### WHAT YOU NEED TO DO
From the listing below, extract each entry exactly as written, minus the images.

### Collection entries
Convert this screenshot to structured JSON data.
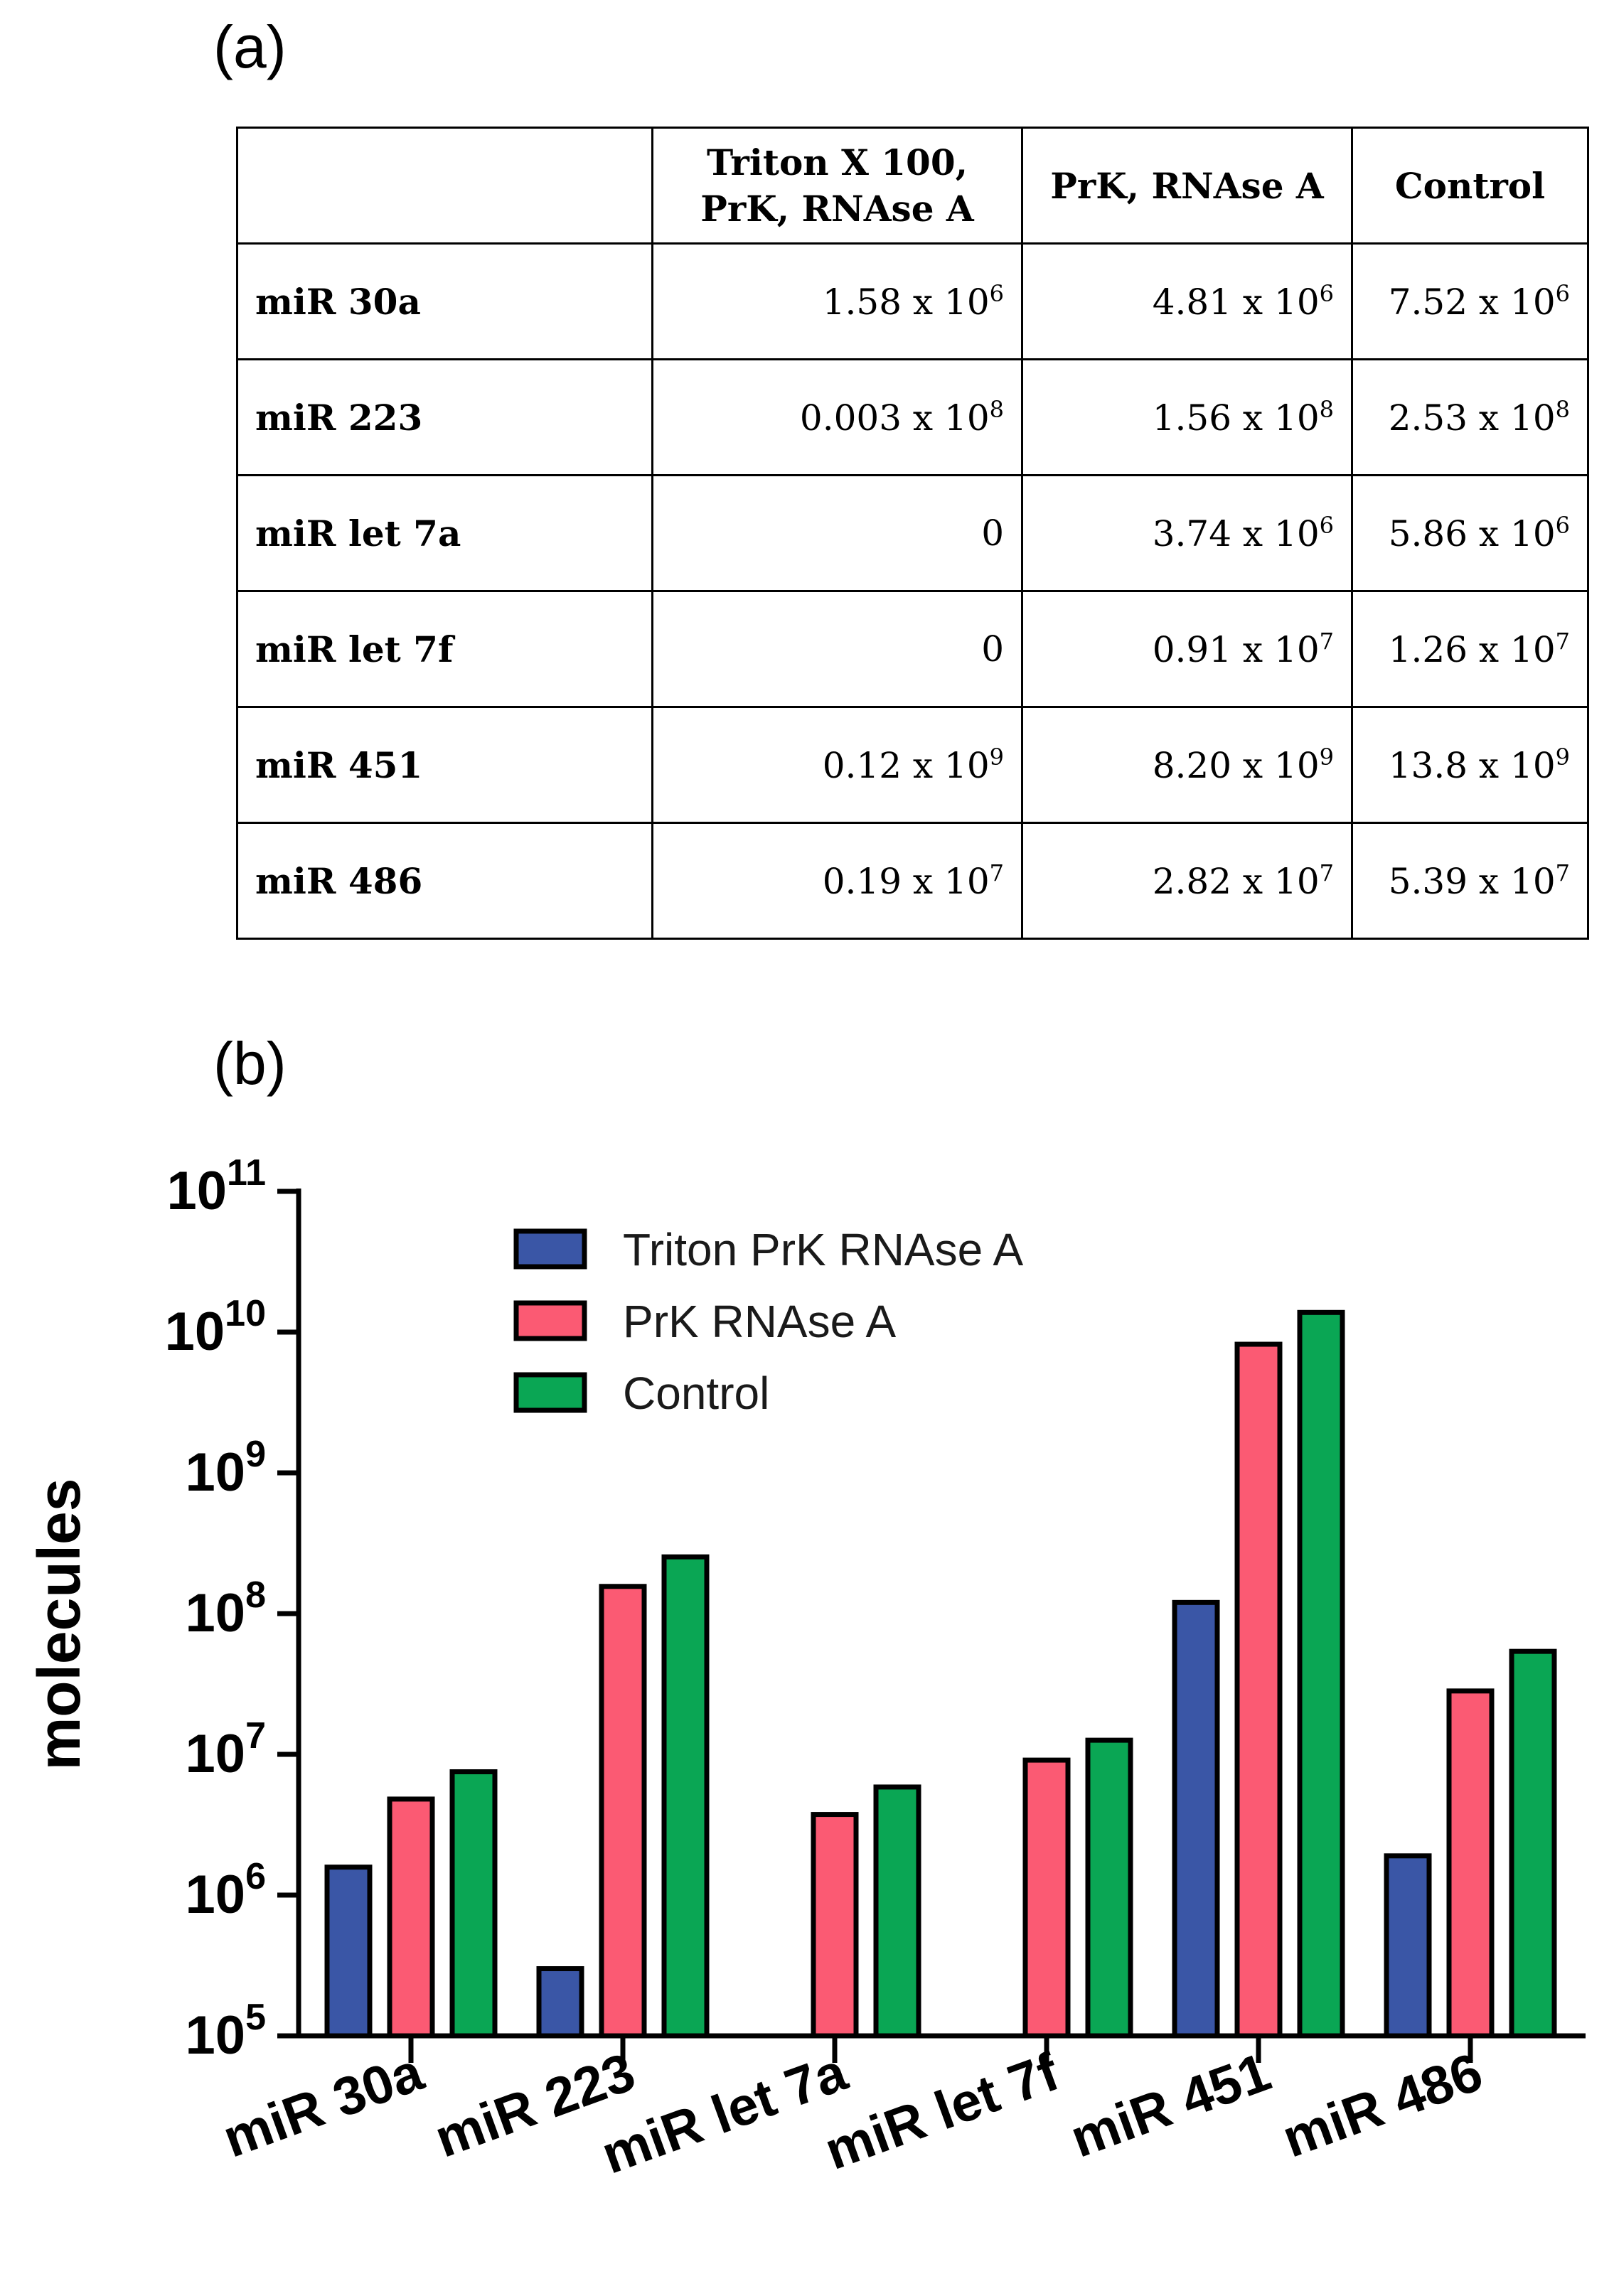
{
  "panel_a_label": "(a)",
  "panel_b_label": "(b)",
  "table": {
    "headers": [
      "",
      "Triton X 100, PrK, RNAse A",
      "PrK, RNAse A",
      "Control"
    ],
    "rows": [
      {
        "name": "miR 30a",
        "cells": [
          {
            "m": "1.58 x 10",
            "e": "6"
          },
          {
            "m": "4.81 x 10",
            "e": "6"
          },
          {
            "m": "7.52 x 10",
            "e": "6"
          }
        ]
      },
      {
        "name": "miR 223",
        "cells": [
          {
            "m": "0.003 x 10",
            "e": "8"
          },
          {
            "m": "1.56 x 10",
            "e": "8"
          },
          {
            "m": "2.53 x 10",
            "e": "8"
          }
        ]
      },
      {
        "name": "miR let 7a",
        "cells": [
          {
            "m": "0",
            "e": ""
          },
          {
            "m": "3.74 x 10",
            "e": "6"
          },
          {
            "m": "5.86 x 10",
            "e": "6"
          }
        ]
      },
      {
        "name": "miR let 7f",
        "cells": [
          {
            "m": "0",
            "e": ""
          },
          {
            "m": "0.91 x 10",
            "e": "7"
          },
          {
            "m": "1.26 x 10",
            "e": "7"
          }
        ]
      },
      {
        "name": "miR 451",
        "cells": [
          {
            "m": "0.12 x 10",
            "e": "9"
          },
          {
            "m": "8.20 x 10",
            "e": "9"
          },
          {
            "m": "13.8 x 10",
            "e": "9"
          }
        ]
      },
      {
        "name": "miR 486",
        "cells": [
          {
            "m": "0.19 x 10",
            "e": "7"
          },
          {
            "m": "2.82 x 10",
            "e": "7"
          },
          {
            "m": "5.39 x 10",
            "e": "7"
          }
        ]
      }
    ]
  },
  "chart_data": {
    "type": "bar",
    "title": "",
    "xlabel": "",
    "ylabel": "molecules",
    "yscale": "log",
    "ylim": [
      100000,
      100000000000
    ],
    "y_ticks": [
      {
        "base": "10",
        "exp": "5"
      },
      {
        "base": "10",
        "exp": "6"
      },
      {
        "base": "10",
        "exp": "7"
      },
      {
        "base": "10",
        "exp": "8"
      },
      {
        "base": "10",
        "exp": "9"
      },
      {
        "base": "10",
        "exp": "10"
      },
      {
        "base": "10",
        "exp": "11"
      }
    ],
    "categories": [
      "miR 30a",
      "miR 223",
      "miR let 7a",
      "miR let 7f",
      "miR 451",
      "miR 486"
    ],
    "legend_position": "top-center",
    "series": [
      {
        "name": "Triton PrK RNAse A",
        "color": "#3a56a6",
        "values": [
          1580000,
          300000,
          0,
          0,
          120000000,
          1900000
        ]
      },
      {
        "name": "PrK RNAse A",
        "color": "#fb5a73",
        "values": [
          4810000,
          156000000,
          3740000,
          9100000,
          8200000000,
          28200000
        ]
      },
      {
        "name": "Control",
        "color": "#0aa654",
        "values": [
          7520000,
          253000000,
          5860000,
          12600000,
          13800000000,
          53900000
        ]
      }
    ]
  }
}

### TASK ANSWER
Convert this screenshot to structured JSON data.
{
  "panel_a_label": "(a)",
  "panel_b_label": "(b)",
  "table": {
    "headers": [
      "",
      "Triton X 100, PrK, RNAse A",
      "PrK, RNAse A",
      "Control"
    ],
    "rows": [
      {
        "name": "miR 30a",
        "cells": [
          {
            "m": "1.58 x 10",
            "e": "6"
          },
          {
            "m": "4.81 x 10",
            "e": "6"
          },
          {
            "m": "7.52 x 10",
            "e": "6"
          }
        ]
      },
      {
        "name": "miR 223",
        "cells": [
          {
            "m": "0.003 x 10",
            "e": "8"
          },
          {
            "m": "1.56 x 10",
            "e": "8"
          },
          {
            "m": "2.53 x 10",
            "e": "8"
          }
        ]
      },
      {
        "name": "miR let 7a",
        "cells": [
          {
            "m": "0",
            "e": ""
          },
          {
            "m": "3.74 x 10",
            "e": "6"
          },
          {
            "m": "5.86 x 10",
            "e": "6"
          }
        ]
      },
      {
        "name": "miR let 7f",
        "cells": [
          {
            "m": "0",
            "e": ""
          },
          {
            "m": "0.91 x 10",
            "e": "7"
          },
          {
            "m": "1.26 x 10",
            "e": "7"
          }
        ]
      },
      {
        "name": "miR 451",
        "cells": [
          {
            "m": "0.12 x 10",
            "e": "9"
          },
          {
            "m": "8.20 x 10",
            "e": "9"
          },
          {
            "m": "13.8 x 10",
            "e": "9"
          }
        ]
      },
      {
        "name": "miR 486",
        "cells": [
          {
            "m": "0.19 x 10",
            "e": "7"
          },
          {
            "m": "2.82 x 10",
            "e": "7"
          },
          {
            "m": "5.39 x 10",
            "e": "7"
          }
        ]
      }
    ]
  },
  "chart_data": {
    "type": "bar",
    "title": "",
    "xlabel": "",
    "ylabel": "molecules",
    "yscale": "log",
    "ylim": [
      100000,
      100000000000
    ],
    "y_ticks": [
      {
        "base": "10",
        "exp": "5"
      },
      {
        "base": "10",
        "exp": "6"
      },
      {
        "base": "10",
        "exp": "7"
      },
      {
        "base": "10",
        "exp": "8"
      },
      {
        "base": "10",
        "exp": "9"
      },
      {
        "base": "10",
        "exp": "10"
      },
      {
        "base": "10",
        "exp": "11"
      }
    ],
    "categories": [
      "miR 30a",
      "miR 223",
      "miR let 7a",
      "miR let 7f",
      "miR 451",
      "miR 486"
    ],
    "legend_position": "top-center",
    "series": [
      {
        "name": "Triton PrK RNAse A",
        "color": "#3a56a6",
        "values": [
          1580000,
          300000,
          0,
          0,
          120000000,
          1900000
        ]
      },
      {
        "name": "PrK RNAse A",
        "color": "#fb5a73",
        "values": [
          4810000,
          156000000,
          3740000,
          9100000,
          8200000000,
          28200000
        ]
      },
      {
        "name": "Control",
        "color": "#0aa654",
        "values": [
          7520000,
          253000000,
          5860000,
          12600000,
          13800000000,
          53900000
        ]
      }
    ]
  }
}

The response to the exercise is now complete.